• [What is being asked]:
Reproduce this listing in full.

====== Raw records

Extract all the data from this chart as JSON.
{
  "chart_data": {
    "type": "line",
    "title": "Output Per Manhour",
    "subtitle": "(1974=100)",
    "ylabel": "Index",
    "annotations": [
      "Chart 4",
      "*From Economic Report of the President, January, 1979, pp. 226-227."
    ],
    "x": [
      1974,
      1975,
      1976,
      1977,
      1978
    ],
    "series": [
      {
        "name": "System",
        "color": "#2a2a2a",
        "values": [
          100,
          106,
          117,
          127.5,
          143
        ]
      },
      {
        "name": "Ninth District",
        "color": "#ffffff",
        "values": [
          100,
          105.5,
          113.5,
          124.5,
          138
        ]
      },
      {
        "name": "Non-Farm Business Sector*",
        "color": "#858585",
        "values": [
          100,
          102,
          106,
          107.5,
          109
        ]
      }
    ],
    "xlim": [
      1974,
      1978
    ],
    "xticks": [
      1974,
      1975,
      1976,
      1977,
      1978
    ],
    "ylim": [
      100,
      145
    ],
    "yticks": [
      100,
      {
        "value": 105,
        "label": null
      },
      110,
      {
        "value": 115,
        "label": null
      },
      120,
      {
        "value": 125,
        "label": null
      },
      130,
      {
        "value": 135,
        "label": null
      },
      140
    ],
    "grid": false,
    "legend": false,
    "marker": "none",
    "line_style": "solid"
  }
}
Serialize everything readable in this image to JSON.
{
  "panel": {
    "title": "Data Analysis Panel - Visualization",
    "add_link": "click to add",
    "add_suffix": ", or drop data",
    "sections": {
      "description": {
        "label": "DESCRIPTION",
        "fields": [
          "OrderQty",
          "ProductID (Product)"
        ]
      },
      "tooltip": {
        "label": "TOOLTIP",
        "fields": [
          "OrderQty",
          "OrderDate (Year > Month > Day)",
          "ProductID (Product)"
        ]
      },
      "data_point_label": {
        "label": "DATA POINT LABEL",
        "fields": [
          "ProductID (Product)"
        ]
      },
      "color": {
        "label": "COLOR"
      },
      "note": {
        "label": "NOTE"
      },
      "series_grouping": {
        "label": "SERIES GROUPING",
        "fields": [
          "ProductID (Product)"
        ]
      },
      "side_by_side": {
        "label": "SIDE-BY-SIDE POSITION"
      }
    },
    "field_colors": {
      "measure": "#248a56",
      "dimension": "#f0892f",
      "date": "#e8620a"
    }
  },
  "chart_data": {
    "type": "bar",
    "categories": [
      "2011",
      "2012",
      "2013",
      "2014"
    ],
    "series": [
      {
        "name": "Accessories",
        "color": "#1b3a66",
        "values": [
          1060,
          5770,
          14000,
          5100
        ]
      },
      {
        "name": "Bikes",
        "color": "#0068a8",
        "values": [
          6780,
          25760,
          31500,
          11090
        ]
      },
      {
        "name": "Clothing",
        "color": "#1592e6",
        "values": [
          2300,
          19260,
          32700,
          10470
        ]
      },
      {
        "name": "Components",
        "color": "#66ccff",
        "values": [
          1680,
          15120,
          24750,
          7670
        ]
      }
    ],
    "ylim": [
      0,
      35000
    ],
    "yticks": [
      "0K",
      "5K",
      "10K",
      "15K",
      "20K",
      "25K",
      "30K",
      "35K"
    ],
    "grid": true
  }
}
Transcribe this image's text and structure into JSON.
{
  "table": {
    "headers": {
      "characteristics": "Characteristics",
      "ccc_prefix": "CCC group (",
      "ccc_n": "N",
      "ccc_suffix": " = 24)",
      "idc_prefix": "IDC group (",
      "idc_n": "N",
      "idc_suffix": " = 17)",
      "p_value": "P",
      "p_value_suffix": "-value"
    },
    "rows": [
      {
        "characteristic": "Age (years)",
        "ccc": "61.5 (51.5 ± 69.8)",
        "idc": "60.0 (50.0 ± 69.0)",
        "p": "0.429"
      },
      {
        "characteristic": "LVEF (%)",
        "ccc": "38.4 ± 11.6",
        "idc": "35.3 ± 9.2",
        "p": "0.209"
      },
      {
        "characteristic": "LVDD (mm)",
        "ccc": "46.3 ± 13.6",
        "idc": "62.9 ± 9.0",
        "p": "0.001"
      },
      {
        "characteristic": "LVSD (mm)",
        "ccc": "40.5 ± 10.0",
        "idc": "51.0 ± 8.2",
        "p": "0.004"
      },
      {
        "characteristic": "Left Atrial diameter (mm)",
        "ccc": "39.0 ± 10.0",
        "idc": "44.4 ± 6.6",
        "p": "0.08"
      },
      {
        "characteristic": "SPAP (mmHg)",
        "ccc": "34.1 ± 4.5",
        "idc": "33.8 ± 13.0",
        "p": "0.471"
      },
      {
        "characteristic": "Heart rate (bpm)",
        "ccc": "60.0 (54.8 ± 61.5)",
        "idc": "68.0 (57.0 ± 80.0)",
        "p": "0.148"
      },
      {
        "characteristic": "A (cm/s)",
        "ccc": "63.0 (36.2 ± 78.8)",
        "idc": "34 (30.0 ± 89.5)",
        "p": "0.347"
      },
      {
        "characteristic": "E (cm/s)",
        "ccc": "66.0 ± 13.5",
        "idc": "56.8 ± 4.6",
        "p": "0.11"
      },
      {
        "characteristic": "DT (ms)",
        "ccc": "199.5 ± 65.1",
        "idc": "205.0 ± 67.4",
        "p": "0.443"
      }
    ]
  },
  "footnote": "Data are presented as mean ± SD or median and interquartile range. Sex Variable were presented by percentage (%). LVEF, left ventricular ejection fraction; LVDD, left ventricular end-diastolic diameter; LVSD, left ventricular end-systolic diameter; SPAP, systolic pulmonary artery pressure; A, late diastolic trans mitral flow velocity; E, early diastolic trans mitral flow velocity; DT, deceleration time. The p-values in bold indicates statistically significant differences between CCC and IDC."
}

============

• [Task answer]:
Extract all the data from this chart as JSON.
{
  "chart_data": {
    "type": "line",
    "title": "Output Per Manhour",
    "subtitle": "(1974=100)",
    "ylabel": "Index",
    "annotations": [
      "Chart 4",
      "*From Economic Report of the President, January, 1979, pp. 226-227."
    ],
    "x": [
      1974,
      1975,
      1976,
      1977,
      1978
    ],
    "series": [
      {
        "name": "System",
        "color": "#2a2a2a",
        "values": [
          100,
          106,
          117,
          127.5,
          143
        ]
      },
      {
        "name": "Ninth District",
        "color": "#ffffff",
        "values": [
          100,
          105.5,
          113.5,
          124.5,
          138
        ]
      },
      {
        "name": "Non-Farm Business Sector*",
        "color": "#858585",
        "values": [
          100,
          102,
          106,
          107.5,
          109
        ]
      }
    ],
    "xlim": [
      1974,
      1978
    ],
    "xticks": [
      1974,
      1975,
      1976,
      1977,
      1978
    ],
    "ylim": [
      100,
      145
    ],
    "yticks": [
      100,
      {
        "value": 105,
        "label": null
      },
      110,
      {
        "value": 115,
        "label": null
      },
      120,
      {
        "value": 125,
        "label": null
      },
      130,
      {
        "value": 135,
        "label": null
      },
      140
    ],
    "grid": false,
    "legend": false,
    "marker": "none",
    "line_style": "solid"
  }
}
Serialize everything readable in this image to JSON.
{
  "panel": {
    "title": "Data Analysis Panel - Visualization",
    "add_link": "click to add",
    "add_suffix": ", or drop data",
    "sections": {
      "description": {
        "label": "DESCRIPTION",
        "fields": [
          "OrderQty",
          "ProductID (Product)"
        ]
      },
      "tooltip": {
        "label": "TOOLTIP",
        "fields": [
          "OrderQty",
          "OrderDate (Year > Month > Day)",
          "ProductID (Product)"
        ]
      },
      "data_point_label": {
        "label": "DATA POINT LABEL",
        "fields": [
          "ProductID (Product)"
        ]
      },
      "color": {
        "label": "COLOR"
      },
      "note": {
        "label": "NOTE"
      },
      "series_grouping": {
        "label": "SERIES GROUPING",
        "fields": [
          "ProductID (Product)"
        ]
      },
      "side_by_side": {
        "label": "SIDE-BY-SIDE POSITION"
      }
    },
    "field_colors": {
      "measure": "#248a56",
      "dimension": "#f0892f",
      "date": "#e8620a"
    }
  },
  "chart_data": {
    "type": "bar",
    "categories": [
      "2011",
      "2012",
      "2013",
      "2014"
    ],
    "series": [
      {
        "name": "Accessories",
        "color": "#1b3a66",
        "values": [
          1060,
          5770,
          14000,
          5100
        ]
      },
      {
        "name": "Bikes",
        "color": "#0068a8",
        "values": [
          6780,
          25760,
          31500,
          11090
        ]
      },
      {
        "name": "Clothing",
        "color": "#1592e6",
        "values": [
          2300,
          19260,
          32700,
          10470
        ]
      },
      {
        "name": "Components",
        "color": "#66ccff",
        "values": [
          1680,
          15120,
          24750,
          7670
        ]
      }
    ],
    "ylim": [
      0,
      35000
    ],
    "yticks": [
      "0K",
      "5K",
      "10K",
      "15K",
      "20K",
      "25K",
      "30K",
      "35K"
    ],
    "grid": true
  }
}
Transcribe this image's text and structure into JSON.
{
  "table": {
    "headers": {
      "characteristics": "Characteristics",
      "ccc_prefix": "CCC group (",
      "ccc_n": "N",
      "ccc_suffix": " = 24)",
      "idc_prefix": "IDC group (",
      "idc_n": "N",
      "idc_suffix": " = 17)",
      "p_value": "P",
      "p_value_suffix": "-value"
    },
    "rows": [
      {
        "characteristic": "Age (years)",
        "ccc": "61.5 (51.5 ± 69.8)",
        "idc": "60.0 (50.0 ± 69.0)",
        "p": "0.429"
      },
      {
        "characteristic": "LVEF (%)",
        "ccc": "38.4 ± 11.6",
        "idc": "35.3 ± 9.2",
        "p": "0.209"
      },
      {
        "characteristic": "LVDD (mm)",
        "ccc": "46.3 ± 13.6",
        "idc": "62.9 ± 9.0",
        "p": "0.001"
      },
      {
        "characteristic": "LVSD (mm)",
        "ccc": "40.5 ± 10.0",
        "idc": "51.0 ± 8.2",
        "p": "0.004"
      },
      {
        "characteristic": "Left Atrial diameter (mm)",
        "ccc": "39.0 ± 10.0",
        "idc": "44.4 ± 6.6",
        "p": "0.08"
      },
      {
        "characteristic": "SPAP (mmHg)",
        "ccc": "34.1 ± 4.5",
        "idc": "33.8 ± 13.0",
        "p": "0.471"
      },
      {
        "characteristic": "Heart rate (bpm)",
        "ccc": "60.0 (54.8 ± 61.5)",
        "idc": "68.0 (57.0 ± 80.0)",
        "p": "0.148"
      },
      {
        "characteristic": "A (cm/s)",
        "ccc": "63.0 (36.2 ± 78.8)",
        "idc": "34 (30.0 ± 89.5)",
        "p": "0.347"
      },
      {
        "characteristic": "E (cm/s)",
        "ccc": "66.0 ± 13.5",
        "idc": "56.8 ± 4.6",
        "p": "0.11"
      },
      {
        "characteristic": "DT (ms)",
        "ccc": "199.5 ± 65.1",
        "idc": "205.0 ± 67.4",
        "p": "0.443"
      }
    ]
  },
  "footnote": "Data are presented as mean ± SD or median and interquartile range. Sex Variable were presented by percentage (%). LVEF, left ventricular ejection fraction; LVDD, left ventricular end-diastolic diameter; LVSD, left ventricular end-systolic diameter; SPAP, systolic pulmonary artery pressure; A, late diastolic trans mitral flow velocity; E, early diastolic trans mitral flow velocity; DT, deceleration time. The p-values in bold indicates statistically significant differences between CCC and IDC."
}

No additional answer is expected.